Assigned task:
Find and copy each line of the records where the string "type" shows up.

Data entries for graphics:
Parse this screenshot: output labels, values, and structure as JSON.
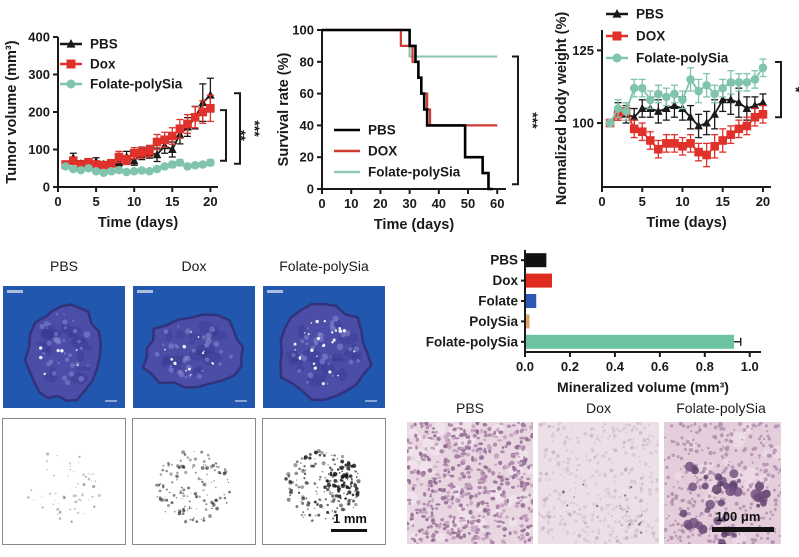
{
  "chart_data": [
    {
      "type": "line",
      "title": "",
      "xlabel": "Time (days)",
      "ylabel": "Tumor volume (mm³)",
      "xlim": [
        0,
        21
      ],
      "ylim": [
        0,
        400
      ],
      "xticks": [
        0,
        5,
        10,
        15,
        20
      ],
      "yticks": [
        0,
        100,
        200,
        300,
        400
      ],
      "x": [
        1,
        2,
        3,
        4,
        5,
        6,
        7,
        8,
        9,
        10,
        11,
        12,
        13,
        14,
        15,
        16,
        17,
        18,
        19,
        20
      ],
      "series": [
        {
          "name": "PBS",
          "color": "#1a1a1a",
          "marker": "triangle",
          "values": [
            60,
            78,
            62,
            65,
            68,
            60,
            63,
            66,
            80,
            70,
            88,
            92,
            86,
            110,
            100,
            140,
            160,
            185,
            225,
            245
          ],
          "errors": [
            5,
            12,
            8,
            8,
            10,
            8,
            8,
            10,
            15,
            12,
            15,
            15,
            18,
            20,
            20,
            25,
            25,
            30,
            50,
            45
          ]
        },
        {
          "name": "Dox",
          "color": "#e0312a",
          "marker": "square",
          "values": [
            60,
            70,
            60,
            66,
            60,
            58,
            63,
            80,
            72,
            90,
            92,
            96,
            120,
            126,
            136,
            155,
            168,
            186,
            200,
            210
          ],
          "errors": [
            5,
            8,
            8,
            8,
            8,
            8,
            10,
            15,
            12,
            15,
            15,
            15,
            20,
            20,
            22,
            25,
            25,
            28,
            30,
            35
          ]
        },
        {
          "name": "Folate-polySia",
          "color": "#7fc4ab",
          "marker": "circle",
          "values": [
            55,
            48,
            45,
            50,
            42,
            38,
            42,
            45,
            40,
            42,
            44,
            42,
            48,
            55,
            60,
            65,
            55,
            58,
            60,
            65
          ],
          "errors": [
            5,
            5,
            5,
            6,
            5,
            5,
            5,
            6,
            5,
            5,
            5,
            5,
            6,
            6,
            8,
            8,
            6,
            6,
            6,
            8
          ]
        }
      ],
      "legend_position": "top-left",
      "significance": [
        {
          "label": "**",
          "between": [
            "Dox",
            "Folate-polySia"
          ]
        },
        {
          "label": "***",
          "between": [
            "PBS",
            "Folate-polySia"
          ]
        }
      ]
    },
    {
      "type": "step",
      "title": "",
      "xlabel": "Time (days)",
      "ylabel": "Survival rate (%)",
      "xlim": [
        0,
        63
      ],
      "ylim": [
        0,
        100
      ],
      "xticks": [
        0,
        10,
        20,
        30,
        40,
        50,
        60
      ],
      "yticks": [
        0,
        20,
        40,
        60,
        80,
        100
      ],
      "series": [
        {
          "name": "Folate-polySia",
          "color": "#8fc7b1",
          "points": [
            [
              0,
              100
            ],
            [
              30,
              100
            ],
            [
              30,
              83.3
            ],
            [
              60,
              83.3
            ]
          ]
        },
        {
          "name": "DOX",
          "color": "#cf3b31",
          "points": [
            [
              0,
              100
            ],
            [
              27,
              100
            ],
            [
              27,
              90
            ],
            [
              31,
              90
            ],
            [
              31,
              80
            ],
            [
              33,
              80
            ],
            [
              33,
              70
            ],
            [
              34,
              70
            ],
            [
              34,
              60
            ],
            [
              36,
              60
            ],
            [
              36,
              50
            ],
            [
              37,
              50
            ],
            [
              37,
              40
            ],
            [
              60,
              40
            ]
          ]
        },
        {
          "name": "PBS",
          "color": "#000000",
          "points": [
            [
              0,
              100
            ],
            [
              30,
              100
            ],
            [
              30,
              90
            ],
            [
              32,
              90
            ],
            [
              32,
              80
            ],
            [
              33,
              80
            ],
            [
              33,
              70
            ],
            [
              34,
              70
            ],
            [
              34,
              60
            ],
            [
              35,
              60
            ],
            [
              35,
              50
            ],
            [
              36,
              50
            ],
            [
              36,
              40
            ],
            [
              49,
              40
            ],
            [
              49,
              20
            ],
            [
              55,
              20
            ],
            [
              55,
              10
            ],
            [
              57,
              10
            ],
            [
              57,
              0
            ],
            [
              58.5,
              0
            ]
          ]
        }
      ],
      "legend_position": "inside-left",
      "significance": [
        {
          "label": "***",
          "between": [
            "Folate-polySia",
            "PBS"
          ]
        }
      ]
    },
    {
      "type": "line",
      "title": "",
      "xlabel": "Time (days)",
      "ylabel": "Normalized body weight (%)",
      "xlim": [
        0,
        21
      ],
      "ylim": [
        78,
        132
      ],
      "xticks": [
        0,
        5,
        10,
        15,
        20
      ],
      "yticks": [
        100,
        125
      ],
      "x": [
        1,
        2,
        3,
        4,
        5,
        6,
        7,
        8,
        9,
        10,
        11,
        12,
        13,
        14,
        15,
        16,
        17,
        18,
        19,
        20
      ],
      "series": [
        {
          "name": "PBS",
          "color": "#1a1a1a",
          "marker": "triangle",
          "values": [
            100,
            104,
            103,
            102,
            105,
            105,
            104,
            105,
            106,
            105,
            102,
            99,
            100,
            103,
            108,
            108,
            107,
            105,
            106,
            107
          ],
          "errors": [
            1,
            3,
            3,
            3,
            3,
            3,
            4,
            4,
            4,
            4,
            4,
            4,
            4,
            5,
            4,
            5,
            5,
            4,
            3,
            3
          ]
        },
        {
          "name": "DOX",
          "color": "#e0312a",
          "marker": "square",
          "values": [
            100,
            103,
            104,
            98,
            97,
            94,
            91,
            93,
            93,
            92,
            93,
            90,
            89,
            92,
            94,
            96,
            98,
            99,
            102,
            103
          ],
          "errors": [
            1,
            2,
            3,
            3,
            3,
            3,
            3,
            3,
            3,
            3,
            3,
            3,
            4,
            4,
            4,
            3,
            3,
            3,
            3,
            3
          ]
        },
        {
          "name": "Folate-polySia",
          "color": "#7fc4ab",
          "marker": "circle",
          "values": [
            100,
            105,
            104,
            112,
            112,
            108,
            110,
            109,
            110,
            108,
            115,
            111,
            113,
            110,
            112,
            114,
            114,
            114,
            115,
            119
          ],
          "errors": [
            1,
            3,
            3,
            3,
            3,
            3,
            3,
            3,
            3,
            3,
            4,
            4,
            4,
            3,
            3,
            4,
            3,
            3,
            3,
            3
          ]
        }
      ],
      "legend_position": "top-left",
      "significance": [
        {
          "label": "*",
          "between": [
            "Folate-polySia",
            "PBS"
          ]
        }
      ]
    },
    {
      "type": "bar",
      "orientation": "horizontal",
      "title": "",
      "xlabel": "Mineralized volume (mm³)",
      "categories": [
        "PBS",
        "Dox",
        "Folate",
        "PolySia",
        "Folate-polySia"
      ],
      "values": [
        0.095,
        0.12,
        0.05,
        0.02,
        0.93
      ],
      "errors": [
        0,
        0,
        0,
        0,
        0.03
      ],
      "colors": [
        "#111111",
        "#e02b20",
        "#2b59b5",
        "#dfa267",
        "#6cc3a2"
      ],
      "xlim": [
        0,
        1.05
      ],
      "xticks": [
        "0.0",
        "0.2",
        "0.4",
        "0.6",
        "0.8",
        "1.0"
      ]
    }
  ],
  "microct": {
    "labels": [
      "PBS",
      "Dox",
      "Folate-polySia"
    ],
    "mask_scale_bar": "1 mm"
  },
  "histology": {
    "labels": [
      "PBS",
      "Dox",
      "Folate-polySia"
    ],
    "scale_bar": "100 μm"
  }
}
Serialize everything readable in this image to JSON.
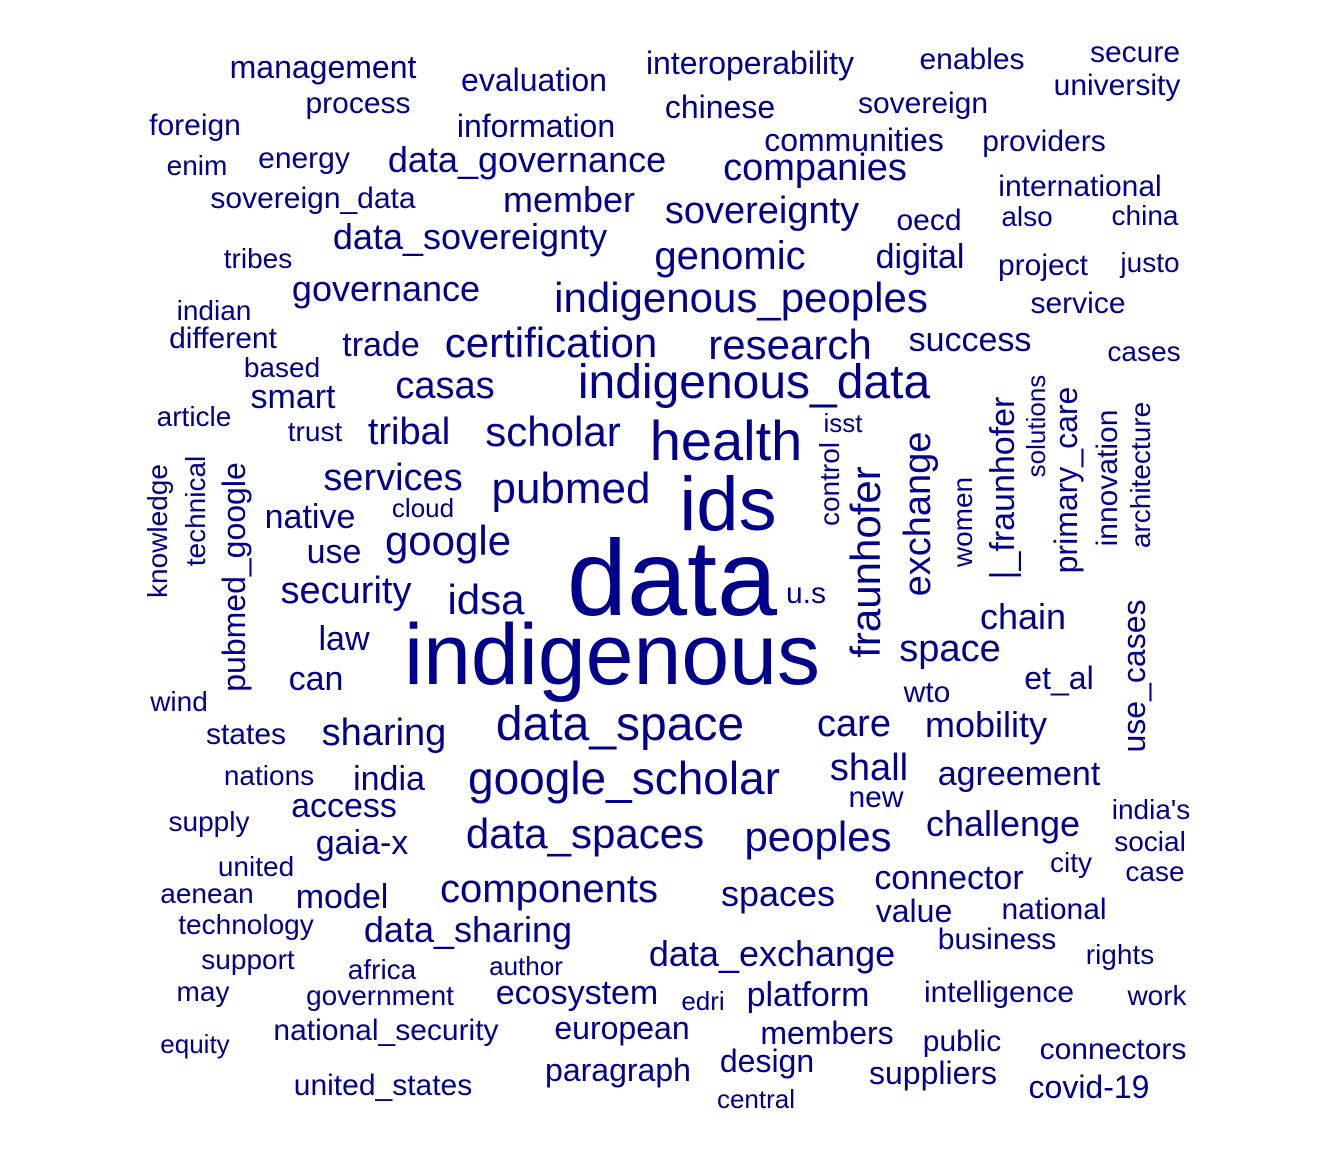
{
  "wordcloud": {
    "color": "#00008b",
    "words": [
      "data",
      "indigenous",
      "ids",
      "health",
      "indigenous_data",
      "data_space",
      "google_scholar",
      "indigenous_peoples",
      "fraunhofer",
      "pubmed",
      "scholar",
      "certification",
      "research",
      "idsa",
      "google",
      "data_spaces",
      "peoples",
      "components",
      "sovereignty",
      "genomic",
      "data_sovereignty",
      "governance",
      "data_governance",
      "companies",
      "member",
      "casas",
      "tribal",
      "services",
      "security",
      "sharing",
      "care",
      "mobility",
      "shall",
      "exchange",
      "space",
      "chain",
      "data_exchange",
      "spaces",
      "connector",
      "data_sharing",
      "challenge",
      "agreement",
      "trade",
      "digital",
      "success",
      "smart",
      "native",
      "use",
      "law",
      "can",
      "india",
      "access",
      "gaia-x",
      "model",
      "platform",
      "ecosystem",
      "european",
      "design",
      "paragraph",
      "members",
      "suppliers",
      "public",
      "connectors",
      "covid-19",
      "intelligence",
      "business",
      "value",
      "national",
      "rights",
      "work",
      "city",
      "case",
      "social",
      "india's",
      "et_al",
      "wto",
      "u.s",
      "new",
      "primary_care",
      "use_cases",
      "innovation",
      "architecture",
      "women",
      "solutions",
      "|_fraunhofer",
      "control",
      "isst",
      "pubmed_google",
      "technical",
      "knowledge",
      "interoperability",
      "evaluation",
      "management",
      "enables",
      "secure",
      "university",
      "sovereign",
      "chinese",
      "process",
      "information",
      "foreign",
      "communities",
      "providers",
      "energy",
      "enim",
      "sovereign_data",
      "international",
      "oecd",
      "also",
      "china",
      "tribes",
      "project",
      "justo",
      "indian",
      "service",
      "different",
      "based",
      "cases",
      "article",
      "trust",
      "cloud",
      "wind",
      "states",
      "nations",
      "supply",
      "united",
      "aenean",
      "technology",
      "support",
      "africa",
      "author",
      "may",
      "government",
      "edri",
      "equity",
      "national_security",
      "united_states",
      "central"
    ]
  }
}
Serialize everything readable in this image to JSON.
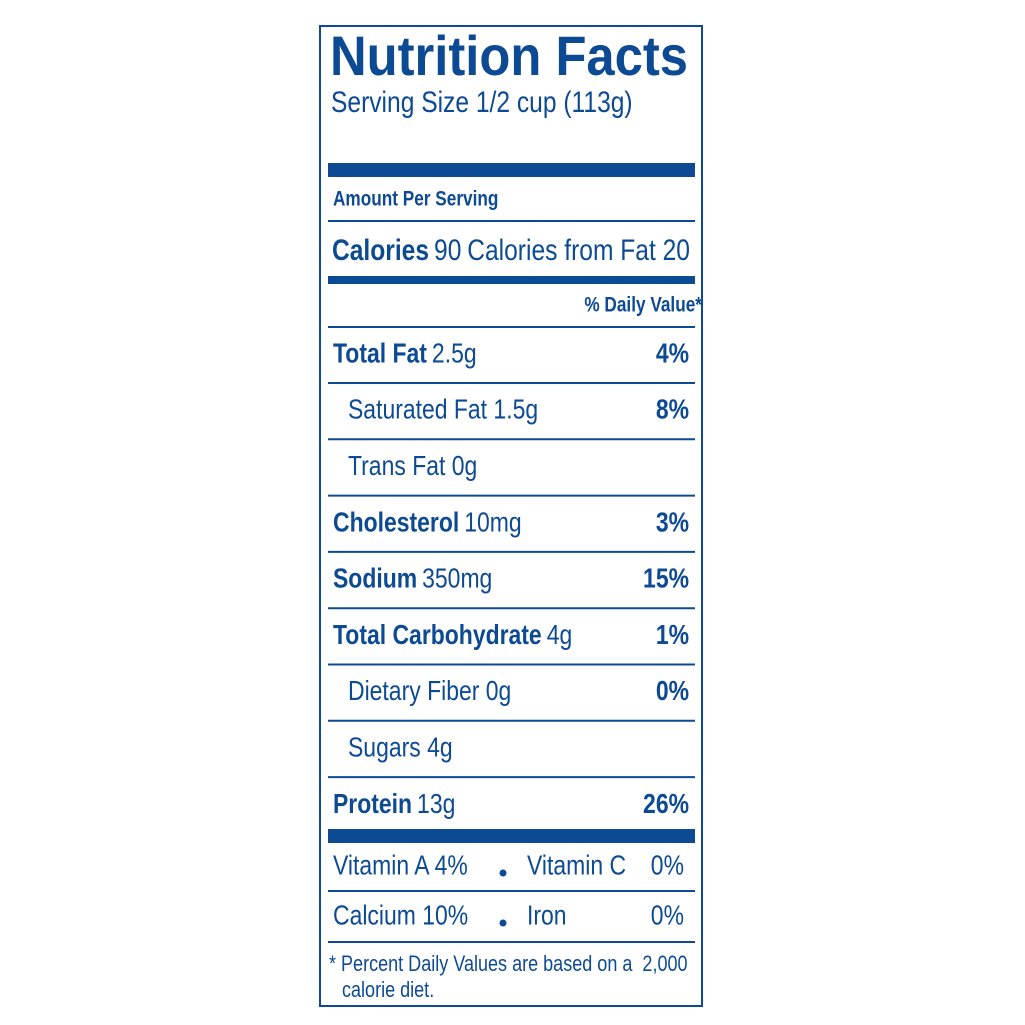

Answer for the task:
      "type": "line",
      "type": "step",
      "type": "line",
      "type": "bar",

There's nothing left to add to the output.